Task to carry out =>
From the listing below, pull out all lines with "вокзала" in them.

(Stored entries)
[BEGIN]

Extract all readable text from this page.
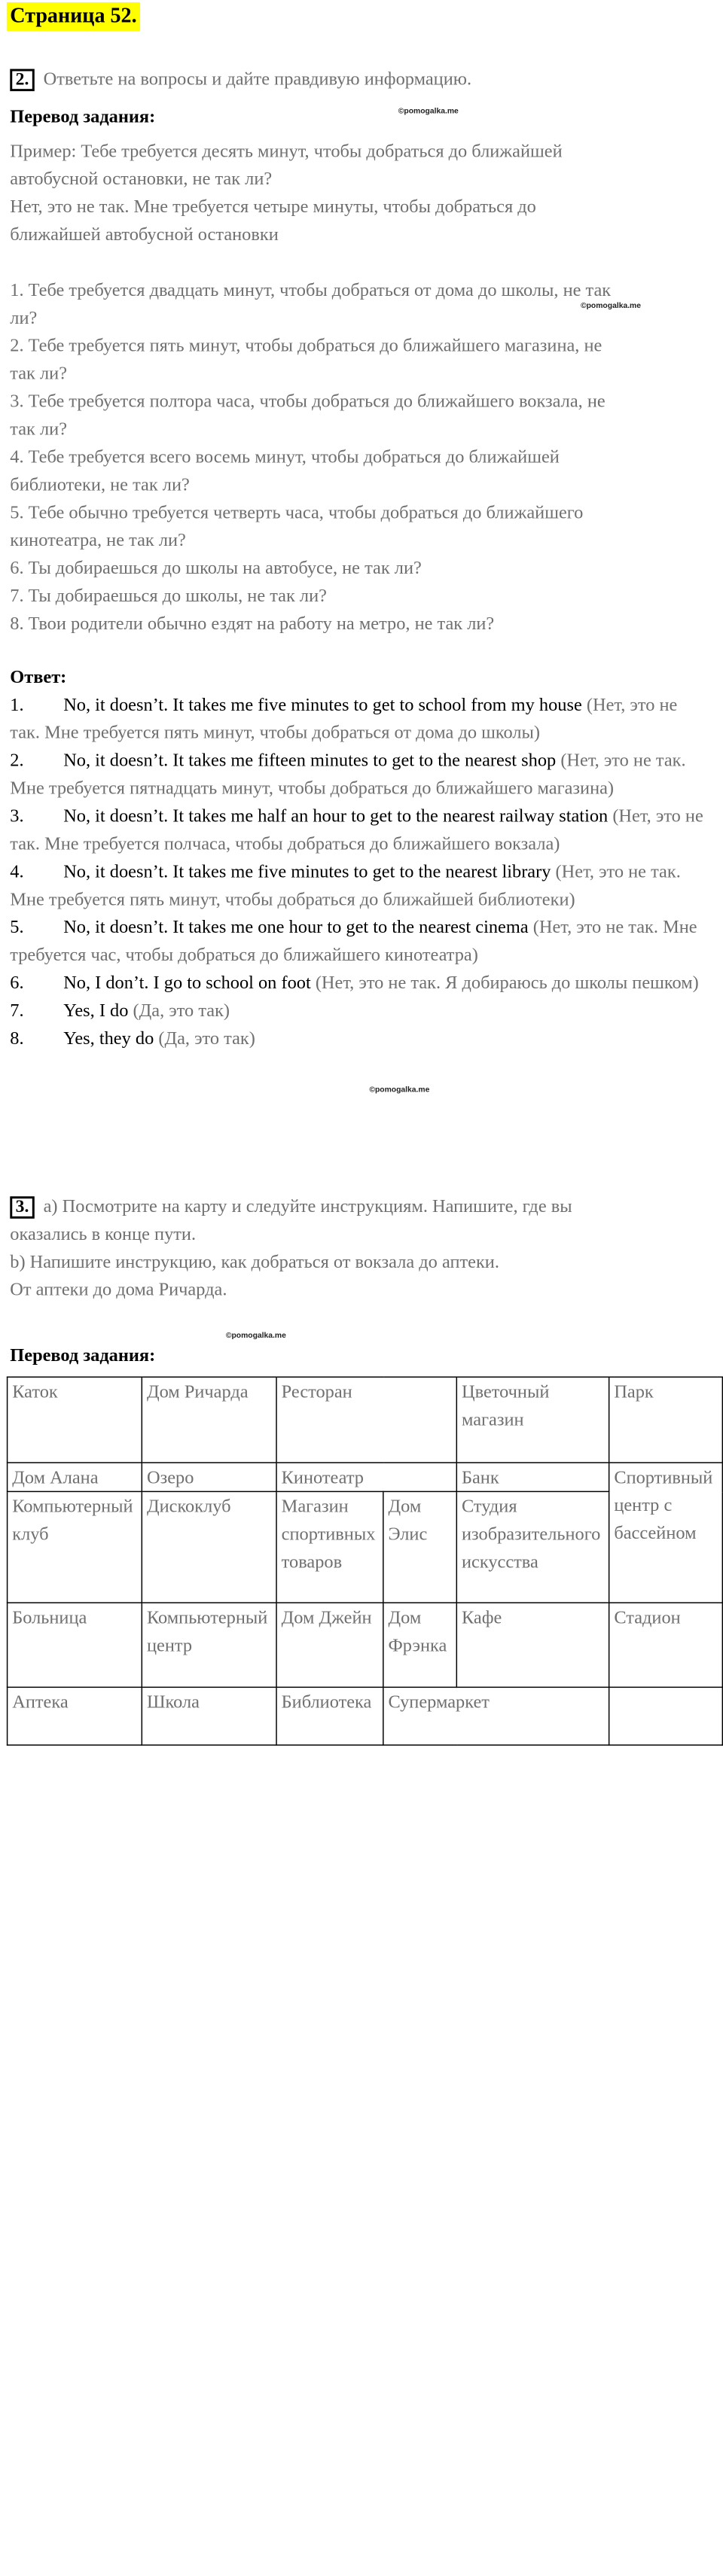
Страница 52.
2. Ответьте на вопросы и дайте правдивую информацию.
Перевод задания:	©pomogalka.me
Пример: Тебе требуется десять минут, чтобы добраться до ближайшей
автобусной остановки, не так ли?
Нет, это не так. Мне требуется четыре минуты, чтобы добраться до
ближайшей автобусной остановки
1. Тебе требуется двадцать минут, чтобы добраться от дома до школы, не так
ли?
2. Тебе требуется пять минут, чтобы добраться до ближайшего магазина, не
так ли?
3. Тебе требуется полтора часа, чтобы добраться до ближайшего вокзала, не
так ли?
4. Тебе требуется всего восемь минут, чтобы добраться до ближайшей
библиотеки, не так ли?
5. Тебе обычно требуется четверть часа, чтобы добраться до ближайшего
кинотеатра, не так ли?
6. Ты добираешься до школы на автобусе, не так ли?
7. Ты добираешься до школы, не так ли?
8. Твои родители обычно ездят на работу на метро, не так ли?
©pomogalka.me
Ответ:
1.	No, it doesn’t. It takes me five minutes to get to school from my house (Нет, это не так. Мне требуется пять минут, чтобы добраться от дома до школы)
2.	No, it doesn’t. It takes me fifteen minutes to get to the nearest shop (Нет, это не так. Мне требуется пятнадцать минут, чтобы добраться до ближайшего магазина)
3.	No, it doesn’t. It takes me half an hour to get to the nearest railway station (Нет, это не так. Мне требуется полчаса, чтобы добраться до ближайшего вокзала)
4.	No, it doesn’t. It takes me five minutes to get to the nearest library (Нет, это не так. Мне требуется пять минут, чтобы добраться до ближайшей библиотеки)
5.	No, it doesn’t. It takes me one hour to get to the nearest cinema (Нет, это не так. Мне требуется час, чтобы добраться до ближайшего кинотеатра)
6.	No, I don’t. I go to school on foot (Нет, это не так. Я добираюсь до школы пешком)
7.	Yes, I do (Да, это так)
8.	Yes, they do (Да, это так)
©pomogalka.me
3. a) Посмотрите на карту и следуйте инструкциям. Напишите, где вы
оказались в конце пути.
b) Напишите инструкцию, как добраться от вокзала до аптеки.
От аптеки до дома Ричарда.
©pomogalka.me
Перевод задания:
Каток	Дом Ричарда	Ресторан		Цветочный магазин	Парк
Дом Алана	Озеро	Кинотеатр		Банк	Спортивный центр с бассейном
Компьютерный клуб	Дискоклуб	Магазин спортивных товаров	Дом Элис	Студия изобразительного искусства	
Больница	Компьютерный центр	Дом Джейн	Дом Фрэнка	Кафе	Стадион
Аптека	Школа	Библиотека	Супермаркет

[END]

Solution to this task =>
3. Тебе требуется полтора часа, чтобы добраться до ближайшего вокзала, не
3.	No, it doesn’t. It takes me half an hour to get to the nearest railway station (Нет, это не так. Мне требуется полчаса, чтобы добраться до ближайшего вокзала)
b) Напишите инструкцию, как добраться от вокзала до аптеки.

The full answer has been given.